• Recorded information:
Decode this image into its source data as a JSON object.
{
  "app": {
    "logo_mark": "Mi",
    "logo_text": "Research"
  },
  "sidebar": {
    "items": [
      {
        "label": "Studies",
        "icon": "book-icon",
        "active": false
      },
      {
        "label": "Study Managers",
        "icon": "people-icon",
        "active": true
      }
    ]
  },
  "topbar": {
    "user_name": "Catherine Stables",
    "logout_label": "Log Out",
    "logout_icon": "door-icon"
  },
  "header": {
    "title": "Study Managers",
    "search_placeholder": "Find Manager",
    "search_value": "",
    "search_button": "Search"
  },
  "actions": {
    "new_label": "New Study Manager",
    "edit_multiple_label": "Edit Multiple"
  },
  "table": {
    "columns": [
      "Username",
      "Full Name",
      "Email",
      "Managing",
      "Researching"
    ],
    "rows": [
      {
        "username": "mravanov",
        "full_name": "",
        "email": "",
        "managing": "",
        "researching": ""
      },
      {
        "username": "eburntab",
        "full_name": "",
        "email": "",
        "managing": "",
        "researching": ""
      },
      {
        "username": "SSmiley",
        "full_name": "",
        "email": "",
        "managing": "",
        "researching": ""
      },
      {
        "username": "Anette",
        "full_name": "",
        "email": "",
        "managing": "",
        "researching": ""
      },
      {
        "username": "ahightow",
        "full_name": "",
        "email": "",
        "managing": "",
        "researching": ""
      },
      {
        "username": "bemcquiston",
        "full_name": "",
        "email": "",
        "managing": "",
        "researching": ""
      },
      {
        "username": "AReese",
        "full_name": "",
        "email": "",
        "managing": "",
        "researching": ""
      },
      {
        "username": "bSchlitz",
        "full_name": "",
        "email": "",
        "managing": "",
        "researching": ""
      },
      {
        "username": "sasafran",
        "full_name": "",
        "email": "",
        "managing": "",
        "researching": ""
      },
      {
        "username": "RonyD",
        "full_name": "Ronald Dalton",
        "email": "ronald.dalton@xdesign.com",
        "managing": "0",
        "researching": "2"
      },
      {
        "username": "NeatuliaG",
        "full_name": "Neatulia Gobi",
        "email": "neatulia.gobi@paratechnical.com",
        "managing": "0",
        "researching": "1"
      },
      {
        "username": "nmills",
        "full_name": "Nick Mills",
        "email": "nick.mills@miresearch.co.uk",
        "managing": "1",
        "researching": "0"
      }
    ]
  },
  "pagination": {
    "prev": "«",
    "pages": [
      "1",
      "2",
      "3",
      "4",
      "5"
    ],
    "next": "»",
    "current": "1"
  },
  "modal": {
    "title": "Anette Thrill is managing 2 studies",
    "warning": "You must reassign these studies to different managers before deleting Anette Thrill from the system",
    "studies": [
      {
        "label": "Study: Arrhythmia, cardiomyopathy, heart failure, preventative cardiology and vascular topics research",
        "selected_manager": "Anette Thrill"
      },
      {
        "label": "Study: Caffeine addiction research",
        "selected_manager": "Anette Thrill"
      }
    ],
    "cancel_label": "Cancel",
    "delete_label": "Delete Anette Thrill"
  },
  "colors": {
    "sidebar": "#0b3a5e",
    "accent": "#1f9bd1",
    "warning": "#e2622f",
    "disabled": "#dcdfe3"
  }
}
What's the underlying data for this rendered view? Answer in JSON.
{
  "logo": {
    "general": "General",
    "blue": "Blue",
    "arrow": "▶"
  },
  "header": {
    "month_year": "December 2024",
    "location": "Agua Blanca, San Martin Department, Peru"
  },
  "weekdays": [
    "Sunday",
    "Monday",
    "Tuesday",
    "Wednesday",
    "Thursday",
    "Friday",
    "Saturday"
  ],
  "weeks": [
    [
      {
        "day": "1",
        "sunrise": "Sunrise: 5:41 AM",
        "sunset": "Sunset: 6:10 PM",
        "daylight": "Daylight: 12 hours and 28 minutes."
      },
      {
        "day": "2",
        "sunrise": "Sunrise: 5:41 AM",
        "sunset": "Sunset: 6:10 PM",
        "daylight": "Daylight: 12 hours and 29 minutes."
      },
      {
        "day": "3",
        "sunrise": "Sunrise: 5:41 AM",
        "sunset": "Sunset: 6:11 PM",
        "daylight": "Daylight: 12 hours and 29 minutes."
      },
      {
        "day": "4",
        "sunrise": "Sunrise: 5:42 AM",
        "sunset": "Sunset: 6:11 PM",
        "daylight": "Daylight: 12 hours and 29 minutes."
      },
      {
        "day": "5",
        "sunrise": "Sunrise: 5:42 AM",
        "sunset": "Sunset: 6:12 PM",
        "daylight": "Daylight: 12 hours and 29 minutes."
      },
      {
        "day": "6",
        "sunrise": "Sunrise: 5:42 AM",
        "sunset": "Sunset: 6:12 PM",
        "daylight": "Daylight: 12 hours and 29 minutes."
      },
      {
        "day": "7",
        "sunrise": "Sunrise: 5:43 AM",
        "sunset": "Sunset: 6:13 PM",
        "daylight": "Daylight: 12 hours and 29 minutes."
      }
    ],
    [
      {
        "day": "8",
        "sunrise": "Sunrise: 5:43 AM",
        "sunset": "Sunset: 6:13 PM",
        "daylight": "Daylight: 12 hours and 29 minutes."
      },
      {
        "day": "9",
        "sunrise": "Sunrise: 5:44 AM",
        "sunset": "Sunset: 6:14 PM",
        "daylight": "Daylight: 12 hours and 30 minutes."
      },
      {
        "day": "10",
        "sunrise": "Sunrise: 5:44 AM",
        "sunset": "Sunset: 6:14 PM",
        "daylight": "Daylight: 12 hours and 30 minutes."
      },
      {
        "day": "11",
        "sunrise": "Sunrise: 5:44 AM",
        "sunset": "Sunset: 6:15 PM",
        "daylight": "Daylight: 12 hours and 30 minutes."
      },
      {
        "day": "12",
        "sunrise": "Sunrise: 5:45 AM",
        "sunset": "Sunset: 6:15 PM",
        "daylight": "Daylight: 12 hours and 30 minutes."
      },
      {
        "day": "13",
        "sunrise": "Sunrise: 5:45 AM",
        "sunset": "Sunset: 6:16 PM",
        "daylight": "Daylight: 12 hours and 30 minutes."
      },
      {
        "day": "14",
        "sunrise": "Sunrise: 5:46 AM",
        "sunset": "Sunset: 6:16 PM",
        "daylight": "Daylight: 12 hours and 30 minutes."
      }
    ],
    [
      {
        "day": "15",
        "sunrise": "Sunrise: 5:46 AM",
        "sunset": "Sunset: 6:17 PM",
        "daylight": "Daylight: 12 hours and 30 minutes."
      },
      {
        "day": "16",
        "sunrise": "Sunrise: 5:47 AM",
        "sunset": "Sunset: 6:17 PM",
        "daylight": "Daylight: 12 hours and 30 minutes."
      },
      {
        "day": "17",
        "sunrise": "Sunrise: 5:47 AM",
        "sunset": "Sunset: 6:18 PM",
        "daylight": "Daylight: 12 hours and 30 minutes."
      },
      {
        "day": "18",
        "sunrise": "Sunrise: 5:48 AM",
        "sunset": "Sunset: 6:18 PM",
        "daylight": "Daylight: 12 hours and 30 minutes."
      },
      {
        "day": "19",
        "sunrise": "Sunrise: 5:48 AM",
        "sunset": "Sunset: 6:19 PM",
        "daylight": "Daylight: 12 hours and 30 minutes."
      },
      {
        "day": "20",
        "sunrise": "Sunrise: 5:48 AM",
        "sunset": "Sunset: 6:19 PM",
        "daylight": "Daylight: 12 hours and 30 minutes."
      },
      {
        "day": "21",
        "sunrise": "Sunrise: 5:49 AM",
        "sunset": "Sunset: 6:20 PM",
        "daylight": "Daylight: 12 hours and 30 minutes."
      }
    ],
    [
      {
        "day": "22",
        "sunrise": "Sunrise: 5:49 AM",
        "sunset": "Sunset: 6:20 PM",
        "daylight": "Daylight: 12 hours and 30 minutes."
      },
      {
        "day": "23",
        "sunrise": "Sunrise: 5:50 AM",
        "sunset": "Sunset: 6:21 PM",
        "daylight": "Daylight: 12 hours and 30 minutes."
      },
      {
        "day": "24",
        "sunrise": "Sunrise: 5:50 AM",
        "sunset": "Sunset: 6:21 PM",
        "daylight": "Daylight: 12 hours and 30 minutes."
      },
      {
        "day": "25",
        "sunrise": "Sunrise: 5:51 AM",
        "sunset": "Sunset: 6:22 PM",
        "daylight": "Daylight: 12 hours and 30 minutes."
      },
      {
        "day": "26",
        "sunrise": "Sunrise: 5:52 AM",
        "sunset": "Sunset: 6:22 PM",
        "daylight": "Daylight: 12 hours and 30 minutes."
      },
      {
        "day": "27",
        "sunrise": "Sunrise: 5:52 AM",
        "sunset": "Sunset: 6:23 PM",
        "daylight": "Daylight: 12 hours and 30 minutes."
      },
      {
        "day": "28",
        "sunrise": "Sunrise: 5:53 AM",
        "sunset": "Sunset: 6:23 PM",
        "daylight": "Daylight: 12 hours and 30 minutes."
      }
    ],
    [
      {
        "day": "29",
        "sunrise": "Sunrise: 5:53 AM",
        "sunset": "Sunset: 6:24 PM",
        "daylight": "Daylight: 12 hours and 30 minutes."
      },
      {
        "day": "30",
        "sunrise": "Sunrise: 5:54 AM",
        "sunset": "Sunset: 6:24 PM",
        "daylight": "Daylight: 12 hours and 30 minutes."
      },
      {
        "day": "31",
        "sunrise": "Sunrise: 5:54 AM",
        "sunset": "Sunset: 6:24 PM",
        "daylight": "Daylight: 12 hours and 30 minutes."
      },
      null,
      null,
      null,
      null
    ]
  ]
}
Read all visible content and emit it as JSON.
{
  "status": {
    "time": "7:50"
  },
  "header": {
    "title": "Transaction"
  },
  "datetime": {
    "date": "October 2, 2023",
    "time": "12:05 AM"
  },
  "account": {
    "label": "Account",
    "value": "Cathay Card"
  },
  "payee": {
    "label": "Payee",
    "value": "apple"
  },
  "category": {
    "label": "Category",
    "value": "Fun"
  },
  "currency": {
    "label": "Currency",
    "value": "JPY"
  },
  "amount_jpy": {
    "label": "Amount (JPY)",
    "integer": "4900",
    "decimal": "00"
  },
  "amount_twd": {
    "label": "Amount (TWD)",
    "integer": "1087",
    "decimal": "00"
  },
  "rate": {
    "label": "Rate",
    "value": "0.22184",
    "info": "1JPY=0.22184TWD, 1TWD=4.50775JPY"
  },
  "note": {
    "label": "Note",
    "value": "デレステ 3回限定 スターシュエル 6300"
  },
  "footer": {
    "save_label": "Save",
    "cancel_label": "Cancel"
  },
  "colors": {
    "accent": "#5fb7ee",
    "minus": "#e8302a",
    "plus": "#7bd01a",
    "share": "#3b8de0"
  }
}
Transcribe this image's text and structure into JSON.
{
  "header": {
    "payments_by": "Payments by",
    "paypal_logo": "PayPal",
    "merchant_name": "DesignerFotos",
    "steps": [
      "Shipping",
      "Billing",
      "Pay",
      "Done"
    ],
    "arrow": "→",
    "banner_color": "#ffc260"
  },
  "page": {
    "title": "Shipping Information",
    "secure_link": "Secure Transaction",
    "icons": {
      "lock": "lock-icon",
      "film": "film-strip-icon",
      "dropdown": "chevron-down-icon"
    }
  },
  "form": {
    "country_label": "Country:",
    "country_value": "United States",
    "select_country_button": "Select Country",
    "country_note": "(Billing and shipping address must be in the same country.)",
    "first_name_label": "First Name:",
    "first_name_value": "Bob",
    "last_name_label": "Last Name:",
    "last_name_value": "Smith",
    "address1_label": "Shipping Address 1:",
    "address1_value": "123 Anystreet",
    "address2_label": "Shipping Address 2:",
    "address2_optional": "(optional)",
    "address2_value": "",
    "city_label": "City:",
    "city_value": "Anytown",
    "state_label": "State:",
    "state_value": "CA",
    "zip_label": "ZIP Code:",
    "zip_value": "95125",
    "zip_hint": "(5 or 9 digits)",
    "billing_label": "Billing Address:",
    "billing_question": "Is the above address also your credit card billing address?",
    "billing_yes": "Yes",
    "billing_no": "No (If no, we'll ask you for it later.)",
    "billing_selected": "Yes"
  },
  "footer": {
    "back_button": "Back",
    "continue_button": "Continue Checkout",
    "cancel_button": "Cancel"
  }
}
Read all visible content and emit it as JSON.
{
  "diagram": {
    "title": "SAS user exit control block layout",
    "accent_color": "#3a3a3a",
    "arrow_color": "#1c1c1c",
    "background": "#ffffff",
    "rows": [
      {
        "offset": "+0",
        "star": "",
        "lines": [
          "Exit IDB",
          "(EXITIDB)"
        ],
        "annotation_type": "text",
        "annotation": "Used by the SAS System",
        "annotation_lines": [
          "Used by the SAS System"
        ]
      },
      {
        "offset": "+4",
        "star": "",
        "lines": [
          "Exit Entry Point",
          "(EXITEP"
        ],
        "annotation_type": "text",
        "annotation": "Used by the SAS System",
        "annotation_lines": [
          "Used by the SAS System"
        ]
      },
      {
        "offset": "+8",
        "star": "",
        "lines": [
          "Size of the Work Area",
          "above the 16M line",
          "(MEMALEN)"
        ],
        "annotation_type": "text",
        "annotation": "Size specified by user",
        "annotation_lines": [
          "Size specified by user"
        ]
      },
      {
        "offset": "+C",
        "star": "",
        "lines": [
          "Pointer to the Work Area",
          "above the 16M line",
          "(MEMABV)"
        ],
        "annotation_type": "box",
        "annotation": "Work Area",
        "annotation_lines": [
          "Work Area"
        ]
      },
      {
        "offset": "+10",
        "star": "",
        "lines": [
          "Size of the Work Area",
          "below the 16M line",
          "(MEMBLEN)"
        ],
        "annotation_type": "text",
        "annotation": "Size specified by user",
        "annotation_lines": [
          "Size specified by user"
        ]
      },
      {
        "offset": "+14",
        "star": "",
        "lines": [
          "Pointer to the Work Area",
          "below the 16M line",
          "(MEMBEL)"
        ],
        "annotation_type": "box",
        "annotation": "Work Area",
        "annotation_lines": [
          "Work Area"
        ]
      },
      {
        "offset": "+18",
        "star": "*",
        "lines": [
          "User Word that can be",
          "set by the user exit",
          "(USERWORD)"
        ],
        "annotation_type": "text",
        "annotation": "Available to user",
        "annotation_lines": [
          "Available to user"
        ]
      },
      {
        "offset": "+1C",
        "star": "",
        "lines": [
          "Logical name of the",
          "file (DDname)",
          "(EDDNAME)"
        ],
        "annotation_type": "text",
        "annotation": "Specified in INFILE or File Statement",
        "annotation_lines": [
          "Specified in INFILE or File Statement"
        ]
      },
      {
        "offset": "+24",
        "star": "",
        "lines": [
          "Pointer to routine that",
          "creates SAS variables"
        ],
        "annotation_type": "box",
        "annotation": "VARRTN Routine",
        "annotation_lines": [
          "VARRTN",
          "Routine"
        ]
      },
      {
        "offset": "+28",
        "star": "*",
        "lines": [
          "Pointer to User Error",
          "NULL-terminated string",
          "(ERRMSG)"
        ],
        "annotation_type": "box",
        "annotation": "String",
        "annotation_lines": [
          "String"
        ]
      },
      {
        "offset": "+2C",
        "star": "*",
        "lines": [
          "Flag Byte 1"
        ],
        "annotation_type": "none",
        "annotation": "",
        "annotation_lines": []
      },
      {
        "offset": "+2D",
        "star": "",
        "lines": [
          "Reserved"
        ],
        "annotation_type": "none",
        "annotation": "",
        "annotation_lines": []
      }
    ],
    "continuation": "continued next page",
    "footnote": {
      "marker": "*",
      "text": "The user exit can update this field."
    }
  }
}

• Aim of the task:
Write out every line of the entries that holds the word "Thrill".

• Full response:
    "title": "Anette Thrill is managing 2 studies",
    "warning": "You must reassign these studies to different managers before deleting Anette Thrill from the system",
        "selected_manager": "Anette Thrill"
        "selected_manager": "Anette Thrill"
    "delete_label": "Delete Anette Thrill"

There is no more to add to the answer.